Stated exercise: Each record below must be returned exactly as shown.

-- BEGIN Data excerpts --

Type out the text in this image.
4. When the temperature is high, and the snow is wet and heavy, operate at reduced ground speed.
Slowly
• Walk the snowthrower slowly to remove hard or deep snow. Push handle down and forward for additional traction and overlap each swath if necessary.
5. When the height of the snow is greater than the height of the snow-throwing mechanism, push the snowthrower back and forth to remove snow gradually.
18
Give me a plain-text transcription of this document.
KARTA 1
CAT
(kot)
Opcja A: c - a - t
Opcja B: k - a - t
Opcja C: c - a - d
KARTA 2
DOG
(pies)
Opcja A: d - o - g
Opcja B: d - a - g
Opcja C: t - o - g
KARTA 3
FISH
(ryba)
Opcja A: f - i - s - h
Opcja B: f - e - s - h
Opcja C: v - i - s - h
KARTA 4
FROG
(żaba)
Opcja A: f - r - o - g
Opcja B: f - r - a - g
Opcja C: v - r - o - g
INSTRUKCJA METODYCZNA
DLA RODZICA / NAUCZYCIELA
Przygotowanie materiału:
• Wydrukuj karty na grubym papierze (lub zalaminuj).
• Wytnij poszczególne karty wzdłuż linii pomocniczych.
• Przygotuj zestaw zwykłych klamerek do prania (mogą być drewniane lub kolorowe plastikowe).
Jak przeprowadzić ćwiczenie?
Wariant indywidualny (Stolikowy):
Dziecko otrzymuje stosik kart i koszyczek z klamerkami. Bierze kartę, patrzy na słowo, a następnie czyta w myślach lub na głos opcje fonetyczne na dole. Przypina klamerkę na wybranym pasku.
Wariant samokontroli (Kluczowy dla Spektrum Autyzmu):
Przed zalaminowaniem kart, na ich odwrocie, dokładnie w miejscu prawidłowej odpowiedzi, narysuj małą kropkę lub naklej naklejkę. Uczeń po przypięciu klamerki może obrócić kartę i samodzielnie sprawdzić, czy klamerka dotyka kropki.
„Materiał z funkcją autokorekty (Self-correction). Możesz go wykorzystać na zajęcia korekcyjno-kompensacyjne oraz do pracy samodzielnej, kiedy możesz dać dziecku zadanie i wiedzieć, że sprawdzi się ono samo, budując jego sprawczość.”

-- END Data excerpts --

Response for this exercise:
Type out the text in this image.
4. When the temperature is high, and the snow is wet and heavy, operate at reduced ground speed.
Slowly
• Walk the snowthrower slowly to remove hard or deep snow. Push handle down and forward for additional traction and overlap each swath if necessary.
5. When the height of the snow is greater than the height of the snow-throwing mechanism, push the snowthrower back and forth to remove snow gradually.
18
Give me a plain-text transcription of this document.
KARTA 1
CAT
(kot)
Opcja A: c - a - t
Opcja B: k - a - t
Opcja C: c - a - d
KARTA 2
DOG
(pies)
Opcja A: d - o - g
Opcja B: d - a - g
Opcja C: t - o - g
KARTA 3
FISH
(ryba)
Opcja A: f - i - s - h
Opcja B: f - e - s - h
Opcja C: v - i - s - h
KARTA 4
FROG
(żaba)
Opcja A: f - r - o - g
Opcja B: f - r - a - g
Opcja C: v - r - o - g
INSTRUKCJA METODYCZNA
DLA RODZICA / NAUCZYCIELA
Przygotowanie materiału:
• Wydrukuj karty na grubym papierze (lub zalaminuj).
• Wytnij poszczególne karty wzdłuż linii pomocniczych.
• Przygotuj zestaw zwykłych klamerek do prania (mogą być drewniane lub kolorowe plastikowe).
Jak przeprowadzić ćwiczenie?
Wariant indywidualny (Stolikowy):
Dziecko otrzymuje stosik kart i koszyczek z klamerkami. Bierze kartę, patrzy na słowo, a następnie czyta w myślach lub na głos opcje fonetyczne na dole. Przypina klamerkę na wybranym pasku.
Wariant samokontroli (Kluczowy dla Spektrum Autyzmu):
Przed zalaminowaniem kart, na ich odwrocie, dokładnie w miejscu prawidłowej odpowiedzi, narysuj małą kropkę lub naklej naklejkę. Uczeń po przypięciu klamerki może obrócić kartę i samodzielnie sprawdzić, czy klamerka dotyka kropki.
„Materiał z funkcją autokorekty (Self-correction). Możesz go wykorzystać na zajęcia korekcyjno-kompensacyjne oraz do pracy samodzielnej, kiedy możesz dać dziecku zadanie i wiedzieć, że sprawdzi się ono samo, budując jego sprawczość.”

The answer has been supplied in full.